>> begin Given data

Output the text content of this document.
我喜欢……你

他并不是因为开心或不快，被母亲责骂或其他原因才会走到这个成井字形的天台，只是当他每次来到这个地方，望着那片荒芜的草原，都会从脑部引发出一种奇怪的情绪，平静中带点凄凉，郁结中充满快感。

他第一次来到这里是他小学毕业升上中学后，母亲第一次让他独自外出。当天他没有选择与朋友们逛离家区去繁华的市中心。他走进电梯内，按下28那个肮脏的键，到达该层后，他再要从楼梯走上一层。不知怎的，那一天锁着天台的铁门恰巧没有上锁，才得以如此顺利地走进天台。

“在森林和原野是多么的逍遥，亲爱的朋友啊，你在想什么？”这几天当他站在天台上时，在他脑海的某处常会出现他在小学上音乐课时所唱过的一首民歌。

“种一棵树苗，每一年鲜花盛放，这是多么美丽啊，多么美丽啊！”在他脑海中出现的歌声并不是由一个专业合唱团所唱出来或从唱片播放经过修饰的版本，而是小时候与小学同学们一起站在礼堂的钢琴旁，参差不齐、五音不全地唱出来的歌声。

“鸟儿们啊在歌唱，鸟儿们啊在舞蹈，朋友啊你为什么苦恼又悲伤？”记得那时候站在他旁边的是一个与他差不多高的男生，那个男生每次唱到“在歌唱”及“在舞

>> end Given data

▶ Instructions for the task
Take the entries above and transcribe them exactly.

▶ Output below
Output the text content of this document.
我喜欢……你

他并不是因为开心或不快，被母亲责骂或其他原因才会走到这个成井字形的天台，只是当他每次来到这个地方，望着那片荒芜的草原，都会从脑部引发出一种奇怪的情绪，平静中带点凄凉，郁结中充满快感。

他第一次来到这里是他小学毕业升上中学后，母亲第一次让他独自外出。当天他没有选择与朋友们逛离家区去繁华的市中心。他走进电梯内，按下28那个肮脏的键，到达该层后，他再要从楼梯走上一层。不知怎的，那一天锁着天台的铁门恰巧没有上锁，才得以如此顺利地走进天台。

“在森林和原野是多么的逍遥，亲爱的朋友啊，你在想什么？”这几天当他站在天台上时，在他脑海的某处常会出现他在小学上音乐课时所唱过的一首民歌。

“种一棵树苗，每一年鲜花盛放，这是多么美丽啊，多么美丽啊！”在他脑海中出现的歌声并不是由一个专业合唱团所唱出来或从唱片播放经过修饰的版本，而是小时候与小学同学们一起站在礼堂的钢琴旁，参差不齐、五音不全地唱出来的歌声。

“鸟儿们啊在歌唱，鸟儿们啊在舞蹈，朋友啊你为什么苦恼又悲伤？”记得那时候站在他旁边的是一个与他差不多高的男生，那个男生每次唱到“在歌唱”及“在舞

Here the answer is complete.